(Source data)
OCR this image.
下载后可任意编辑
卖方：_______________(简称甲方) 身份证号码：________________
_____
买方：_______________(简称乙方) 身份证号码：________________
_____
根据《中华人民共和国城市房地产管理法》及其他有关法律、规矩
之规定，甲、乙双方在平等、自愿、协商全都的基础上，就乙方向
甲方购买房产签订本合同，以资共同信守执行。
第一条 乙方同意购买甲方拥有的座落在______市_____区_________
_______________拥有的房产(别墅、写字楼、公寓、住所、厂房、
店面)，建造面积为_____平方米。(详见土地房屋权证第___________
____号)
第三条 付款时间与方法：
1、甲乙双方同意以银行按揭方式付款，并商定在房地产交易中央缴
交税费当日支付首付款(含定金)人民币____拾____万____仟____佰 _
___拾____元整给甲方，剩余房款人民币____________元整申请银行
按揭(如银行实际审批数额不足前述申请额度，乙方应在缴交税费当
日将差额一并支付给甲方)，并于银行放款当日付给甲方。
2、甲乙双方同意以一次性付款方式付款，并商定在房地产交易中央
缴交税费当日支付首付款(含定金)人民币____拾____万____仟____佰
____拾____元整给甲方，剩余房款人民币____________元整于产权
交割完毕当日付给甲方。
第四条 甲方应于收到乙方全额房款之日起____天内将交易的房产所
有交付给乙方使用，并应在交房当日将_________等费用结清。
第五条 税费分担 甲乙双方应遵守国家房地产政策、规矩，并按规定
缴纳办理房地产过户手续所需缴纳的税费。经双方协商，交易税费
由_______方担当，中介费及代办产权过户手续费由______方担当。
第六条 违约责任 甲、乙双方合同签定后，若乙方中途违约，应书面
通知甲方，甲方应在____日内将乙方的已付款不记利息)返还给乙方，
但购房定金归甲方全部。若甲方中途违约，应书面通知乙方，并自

**Exercise instructions**
Reproduce all of the entries word for word.

**Problem solution**
OCR this image.
下载后可任意编辑
卖方：_______________(简称甲方) 身份证号码：________________
_____
买方：_______________(简称乙方) 身份证号码：________________
_____
根据《中华人民共和国城市房地产管理法》及其他有关法律、规矩
之规定，甲、乙双方在平等、自愿、协商全都的基础上，就乙方向
甲方购买房产签订本合同，以资共同信守执行。
第一条 乙方同意购买甲方拥有的座落在______市_____区_________
_______________拥有的房产(别墅、写字楼、公寓、住所、厂房、
店面)，建造面积为_____平方米。(详见土地房屋权证第___________
____号)
第三条 付款时间与方法：
1、甲乙双方同意以银行按揭方式付款，并商定在房地产交易中央缴
交税费当日支付首付款(含定金)人民币____拾____万____仟____佰 _
___拾____元整给甲方，剩余房款人民币____________元整申请银行
按揭(如银行实际审批数额不足前述申请额度，乙方应在缴交税费当
日将差额一并支付给甲方)，并于银行放款当日付给甲方。
2、甲乙双方同意以一次性付款方式付款，并商定在房地产交易中央
缴交税费当日支付首付款(含定金)人民币____拾____万____仟____佰
____拾____元整给甲方，剩余房款人民币____________元整于产权
交割完毕当日付给甲方。
第四条 甲方应于收到乙方全额房款之日起____天内将交易的房产所
有交付给乙方使用，并应在交房当日将_________等费用结清。
第五条 税费分担 甲乙双方应遵守国家房地产政策、规矩，并按规定
缴纳办理房地产过户手续所需缴纳的税费。经双方协商，交易税费
由_______方担当，中介费及代办产权过户手续费由______方担当。
第六条 违约责任 甲、乙双方合同签定后，若乙方中途违约，应书面
通知甲方，甲方应在____日内将乙方的已付款不记利息)返还给乙方，
但购房定金归甲方全部。若甲方中途违约，应书面通知乙方，并自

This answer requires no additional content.